** start **

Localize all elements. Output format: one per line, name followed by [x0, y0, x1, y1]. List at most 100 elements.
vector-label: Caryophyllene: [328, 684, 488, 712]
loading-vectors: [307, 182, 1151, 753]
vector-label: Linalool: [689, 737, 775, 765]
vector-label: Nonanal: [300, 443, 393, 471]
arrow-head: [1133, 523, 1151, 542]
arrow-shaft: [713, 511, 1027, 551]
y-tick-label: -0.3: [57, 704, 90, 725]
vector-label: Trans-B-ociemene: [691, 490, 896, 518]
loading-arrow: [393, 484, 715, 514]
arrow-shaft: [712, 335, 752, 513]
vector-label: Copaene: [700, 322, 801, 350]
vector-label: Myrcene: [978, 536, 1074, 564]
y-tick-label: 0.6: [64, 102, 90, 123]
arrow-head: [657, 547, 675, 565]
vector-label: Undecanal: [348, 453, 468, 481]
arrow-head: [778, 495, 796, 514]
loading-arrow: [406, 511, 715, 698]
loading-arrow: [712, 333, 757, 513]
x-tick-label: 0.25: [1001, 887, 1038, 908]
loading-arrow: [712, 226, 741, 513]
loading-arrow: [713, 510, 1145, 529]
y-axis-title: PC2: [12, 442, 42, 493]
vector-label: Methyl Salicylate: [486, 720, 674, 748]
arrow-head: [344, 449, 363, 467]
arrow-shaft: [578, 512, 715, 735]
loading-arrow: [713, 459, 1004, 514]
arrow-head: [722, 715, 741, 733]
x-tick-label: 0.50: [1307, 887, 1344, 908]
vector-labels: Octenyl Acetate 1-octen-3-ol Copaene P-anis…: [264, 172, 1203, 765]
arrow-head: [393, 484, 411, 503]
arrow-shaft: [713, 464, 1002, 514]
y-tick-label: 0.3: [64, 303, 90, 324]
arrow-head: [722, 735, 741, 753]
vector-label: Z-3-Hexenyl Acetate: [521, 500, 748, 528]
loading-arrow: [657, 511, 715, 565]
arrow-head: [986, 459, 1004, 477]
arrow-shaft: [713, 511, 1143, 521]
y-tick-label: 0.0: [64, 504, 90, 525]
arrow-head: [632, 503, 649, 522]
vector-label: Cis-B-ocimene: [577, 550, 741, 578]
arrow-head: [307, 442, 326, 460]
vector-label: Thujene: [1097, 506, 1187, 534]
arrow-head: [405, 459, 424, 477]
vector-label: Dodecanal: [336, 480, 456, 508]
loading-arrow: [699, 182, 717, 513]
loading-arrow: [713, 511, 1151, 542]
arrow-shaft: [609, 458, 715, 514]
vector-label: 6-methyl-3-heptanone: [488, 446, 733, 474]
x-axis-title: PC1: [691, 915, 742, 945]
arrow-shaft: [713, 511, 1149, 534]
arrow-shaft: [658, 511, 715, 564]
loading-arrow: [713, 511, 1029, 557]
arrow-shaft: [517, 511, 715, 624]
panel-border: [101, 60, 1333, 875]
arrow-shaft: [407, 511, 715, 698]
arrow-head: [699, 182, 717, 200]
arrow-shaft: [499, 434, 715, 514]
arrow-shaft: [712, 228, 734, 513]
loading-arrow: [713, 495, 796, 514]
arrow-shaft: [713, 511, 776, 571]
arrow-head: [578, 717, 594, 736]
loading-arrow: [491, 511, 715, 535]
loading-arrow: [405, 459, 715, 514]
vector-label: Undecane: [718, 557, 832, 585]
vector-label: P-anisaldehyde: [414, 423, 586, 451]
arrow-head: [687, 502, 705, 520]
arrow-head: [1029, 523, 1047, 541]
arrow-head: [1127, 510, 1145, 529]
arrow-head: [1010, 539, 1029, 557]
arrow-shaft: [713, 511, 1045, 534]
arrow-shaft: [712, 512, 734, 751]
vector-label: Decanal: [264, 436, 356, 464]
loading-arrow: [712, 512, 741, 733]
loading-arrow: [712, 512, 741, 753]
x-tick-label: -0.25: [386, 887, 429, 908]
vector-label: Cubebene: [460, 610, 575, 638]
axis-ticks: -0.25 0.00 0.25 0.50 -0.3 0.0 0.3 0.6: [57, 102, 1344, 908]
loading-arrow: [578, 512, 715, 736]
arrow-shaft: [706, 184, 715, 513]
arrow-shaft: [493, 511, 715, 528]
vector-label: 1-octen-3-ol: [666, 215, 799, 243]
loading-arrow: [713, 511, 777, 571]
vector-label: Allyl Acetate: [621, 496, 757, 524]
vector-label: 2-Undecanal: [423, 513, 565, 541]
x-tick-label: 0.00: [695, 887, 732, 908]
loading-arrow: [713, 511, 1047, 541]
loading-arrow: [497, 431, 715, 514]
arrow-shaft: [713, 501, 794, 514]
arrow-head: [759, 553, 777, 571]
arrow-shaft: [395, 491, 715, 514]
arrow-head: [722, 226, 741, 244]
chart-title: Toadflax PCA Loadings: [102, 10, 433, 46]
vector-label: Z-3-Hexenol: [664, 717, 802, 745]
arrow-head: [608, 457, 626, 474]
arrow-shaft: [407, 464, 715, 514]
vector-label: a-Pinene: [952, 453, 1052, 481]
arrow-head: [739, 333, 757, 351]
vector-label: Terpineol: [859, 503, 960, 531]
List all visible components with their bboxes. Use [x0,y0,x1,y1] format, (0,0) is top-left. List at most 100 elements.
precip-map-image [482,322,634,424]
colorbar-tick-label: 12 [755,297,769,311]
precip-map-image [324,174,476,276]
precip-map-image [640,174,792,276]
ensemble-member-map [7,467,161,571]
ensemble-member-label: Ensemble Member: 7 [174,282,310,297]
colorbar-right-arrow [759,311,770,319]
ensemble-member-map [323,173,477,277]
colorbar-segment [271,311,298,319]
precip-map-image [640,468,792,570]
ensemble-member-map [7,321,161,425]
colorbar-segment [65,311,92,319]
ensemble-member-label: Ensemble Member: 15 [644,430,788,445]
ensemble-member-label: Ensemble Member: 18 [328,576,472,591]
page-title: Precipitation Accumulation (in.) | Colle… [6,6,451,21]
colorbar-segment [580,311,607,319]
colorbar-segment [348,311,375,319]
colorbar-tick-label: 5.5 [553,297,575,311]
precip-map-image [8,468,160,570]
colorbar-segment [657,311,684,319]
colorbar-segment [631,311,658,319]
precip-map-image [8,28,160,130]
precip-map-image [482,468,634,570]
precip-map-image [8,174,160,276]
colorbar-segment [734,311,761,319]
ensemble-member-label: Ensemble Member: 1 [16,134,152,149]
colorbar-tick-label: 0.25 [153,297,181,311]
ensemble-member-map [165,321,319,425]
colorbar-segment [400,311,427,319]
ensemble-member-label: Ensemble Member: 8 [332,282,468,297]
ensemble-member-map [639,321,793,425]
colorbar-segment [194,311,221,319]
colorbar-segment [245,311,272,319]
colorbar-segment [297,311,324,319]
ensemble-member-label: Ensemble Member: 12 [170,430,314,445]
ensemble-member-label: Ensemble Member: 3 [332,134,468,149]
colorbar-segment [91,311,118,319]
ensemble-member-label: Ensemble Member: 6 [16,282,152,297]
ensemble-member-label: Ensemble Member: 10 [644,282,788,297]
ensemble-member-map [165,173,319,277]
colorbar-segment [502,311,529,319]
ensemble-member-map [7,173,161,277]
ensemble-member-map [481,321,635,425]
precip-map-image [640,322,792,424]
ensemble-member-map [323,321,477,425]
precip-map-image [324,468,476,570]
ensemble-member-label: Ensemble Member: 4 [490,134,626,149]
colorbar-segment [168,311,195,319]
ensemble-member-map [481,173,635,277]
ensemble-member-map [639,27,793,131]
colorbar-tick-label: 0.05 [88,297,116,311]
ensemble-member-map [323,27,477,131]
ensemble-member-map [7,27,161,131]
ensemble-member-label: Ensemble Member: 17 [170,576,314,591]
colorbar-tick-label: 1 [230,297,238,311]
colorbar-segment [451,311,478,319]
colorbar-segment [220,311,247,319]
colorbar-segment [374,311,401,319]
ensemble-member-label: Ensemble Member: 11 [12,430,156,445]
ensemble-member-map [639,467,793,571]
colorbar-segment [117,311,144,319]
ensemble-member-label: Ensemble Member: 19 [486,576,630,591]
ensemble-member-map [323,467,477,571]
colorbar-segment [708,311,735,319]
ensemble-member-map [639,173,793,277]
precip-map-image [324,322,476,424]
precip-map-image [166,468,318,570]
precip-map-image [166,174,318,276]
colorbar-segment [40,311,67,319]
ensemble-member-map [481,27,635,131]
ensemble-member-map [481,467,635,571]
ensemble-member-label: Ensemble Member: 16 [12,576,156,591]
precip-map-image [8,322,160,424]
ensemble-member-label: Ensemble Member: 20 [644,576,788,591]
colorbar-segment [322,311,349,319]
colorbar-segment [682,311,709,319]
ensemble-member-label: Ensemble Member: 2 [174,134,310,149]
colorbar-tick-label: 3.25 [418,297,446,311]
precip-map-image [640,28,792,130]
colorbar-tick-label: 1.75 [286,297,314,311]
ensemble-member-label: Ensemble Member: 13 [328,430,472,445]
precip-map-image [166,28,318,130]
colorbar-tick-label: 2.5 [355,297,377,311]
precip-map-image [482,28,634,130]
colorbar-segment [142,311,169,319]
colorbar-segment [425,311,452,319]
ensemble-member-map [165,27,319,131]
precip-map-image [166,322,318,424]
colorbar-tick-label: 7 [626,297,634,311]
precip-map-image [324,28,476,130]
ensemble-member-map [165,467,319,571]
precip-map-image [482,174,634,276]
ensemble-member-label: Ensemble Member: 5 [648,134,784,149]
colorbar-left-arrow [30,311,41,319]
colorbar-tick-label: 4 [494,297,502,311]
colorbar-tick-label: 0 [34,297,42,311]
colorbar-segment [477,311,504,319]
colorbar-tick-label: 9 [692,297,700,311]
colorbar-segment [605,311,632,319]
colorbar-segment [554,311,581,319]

** end **

◆ **GIVEN EXERCISE**:
Starting at the beginning of the items above and ending at the line that contains "arrow-shaft: [658, 511, 715, 564]", reproduce every line unchanged, including both ends.

◆ **COMPLETE OUTPUT**:
Localize all elements. Output format: one per line, name followed by [x0, y0, x1, y1]. List at most 100 elements.
vector-label: Caryophyllene: [328, 684, 488, 712]
loading-vectors: [307, 182, 1151, 753]
vector-label: Linalool: [689, 737, 775, 765]
vector-label: Nonanal: [300, 443, 393, 471]
arrow-head: [1133, 523, 1151, 542]
arrow-shaft: [713, 511, 1027, 551]
y-tick-label: -0.3: [57, 704, 90, 725]
vector-label: Trans-B-ociemene: [691, 490, 896, 518]
loading-arrow: [393, 484, 715, 514]
arrow-shaft: [712, 335, 752, 513]
vector-label: Copaene: [700, 322, 801, 350]
vector-label: Myrcene: [978, 536, 1074, 564]
y-tick-label: 0.6: [64, 102, 90, 123]
arrow-head: [657, 547, 675, 565]
vector-label: Undecanal: [348, 453, 468, 481]
arrow-head: [778, 495, 796, 514]
loading-arrow: [406, 511, 715, 698]
loading-arrow: [712, 333, 757, 513]
x-tick-label: 0.25: [1001, 887, 1038, 908]
loading-arrow: [712, 226, 741, 513]
loading-arrow: [713, 510, 1145, 529]
y-axis-title: PC2: [12, 442, 42, 493]
vector-label: Methyl Salicylate: [486, 720, 674, 748]
arrow-head: [344, 449, 363, 467]
arrow-shaft: [578, 512, 715, 735]
loading-arrow: [713, 459, 1004, 514]
arrow-head: [722, 715, 741, 733]
x-tick-label: 0.50: [1307, 887, 1344, 908]
vector-labels: Octenyl Acetate 1-octen-3-ol Copaene P-anis…: [264, 172, 1203, 765]
arrow-head: [393, 484, 411, 503]
arrow-shaft: [713, 464, 1002, 514]
y-tick-label: 0.3: [64, 303, 90, 324]
arrow-head: [722, 735, 741, 753]
vector-label: Z-3-Hexenyl Acetate: [521, 500, 748, 528]
loading-arrow: [657, 511, 715, 565]
arrow-head: [986, 459, 1004, 477]
arrow-shaft: [713, 511, 1143, 521]
y-tick-label: 0.0: [64, 504, 90, 525]
arrow-head: [632, 503, 649, 522]
vector-label: Cis-B-ocimene: [577, 550, 741, 578]
arrow-head: [307, 442, 326, 460]
vector-label: Thujene: [1097, 506, 1187, 534]
arrow-head: [405, 459, 424, 477]
vector-label: Dodecanal: [336, 480, 456, 508]
loading-arrow: [699, 182, 717, 513]
loading-arrow: [713, 511, 1151, 542]
arrow-shaft: [609, 458, 715, 514]
vector-label: 6-methyl-3-heptanone: [488, 446, 733, 474]
x-axis-title: PC1: [691, 915, 742, 945]
arrow-shaft: [713, 511, 1149, 534]
arrow-shaft: [658, 511, 715, 564]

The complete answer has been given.